**GOAL**
In the material below, the lines containing the word "Click" are required; copy each of them.

[Data records]

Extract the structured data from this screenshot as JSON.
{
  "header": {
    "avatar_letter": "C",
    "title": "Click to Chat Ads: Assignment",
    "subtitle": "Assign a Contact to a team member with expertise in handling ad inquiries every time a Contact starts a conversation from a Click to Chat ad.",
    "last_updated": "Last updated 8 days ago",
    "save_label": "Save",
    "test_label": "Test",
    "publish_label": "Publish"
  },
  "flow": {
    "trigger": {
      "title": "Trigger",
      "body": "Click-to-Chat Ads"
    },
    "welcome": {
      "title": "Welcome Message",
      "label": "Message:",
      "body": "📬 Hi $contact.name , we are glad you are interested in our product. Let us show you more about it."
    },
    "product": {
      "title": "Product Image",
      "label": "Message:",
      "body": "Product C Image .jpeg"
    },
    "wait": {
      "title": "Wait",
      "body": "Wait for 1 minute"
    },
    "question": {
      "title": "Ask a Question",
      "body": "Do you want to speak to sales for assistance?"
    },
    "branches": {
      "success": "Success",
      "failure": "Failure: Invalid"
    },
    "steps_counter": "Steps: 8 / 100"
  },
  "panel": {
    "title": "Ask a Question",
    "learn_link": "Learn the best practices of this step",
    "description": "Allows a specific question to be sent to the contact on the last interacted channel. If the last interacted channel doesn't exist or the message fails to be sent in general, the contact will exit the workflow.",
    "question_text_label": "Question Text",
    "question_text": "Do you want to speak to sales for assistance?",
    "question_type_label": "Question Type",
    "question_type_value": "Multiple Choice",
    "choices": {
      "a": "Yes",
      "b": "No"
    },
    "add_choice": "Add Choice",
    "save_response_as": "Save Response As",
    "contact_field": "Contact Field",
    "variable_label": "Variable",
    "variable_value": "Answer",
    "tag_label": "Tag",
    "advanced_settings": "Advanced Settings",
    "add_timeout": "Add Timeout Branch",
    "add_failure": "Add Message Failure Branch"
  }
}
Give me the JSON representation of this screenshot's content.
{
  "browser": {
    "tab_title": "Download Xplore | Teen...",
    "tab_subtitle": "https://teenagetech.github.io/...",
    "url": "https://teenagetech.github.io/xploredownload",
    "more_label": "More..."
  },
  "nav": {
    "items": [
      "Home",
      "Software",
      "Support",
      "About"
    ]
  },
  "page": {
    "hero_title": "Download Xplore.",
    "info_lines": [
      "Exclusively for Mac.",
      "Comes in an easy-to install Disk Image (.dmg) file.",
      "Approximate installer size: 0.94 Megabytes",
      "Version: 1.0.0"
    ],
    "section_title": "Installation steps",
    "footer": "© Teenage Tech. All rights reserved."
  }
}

**SOLUTION**
    "title": "Click to Chat Ads: Assignment",
    "subtitle": "Assign a Contact to a team member with expertise in handling ad inquiries every time a Contact starts a conversation from a Click to Chat ad.",
      "body": "Click-to-Chat Ads"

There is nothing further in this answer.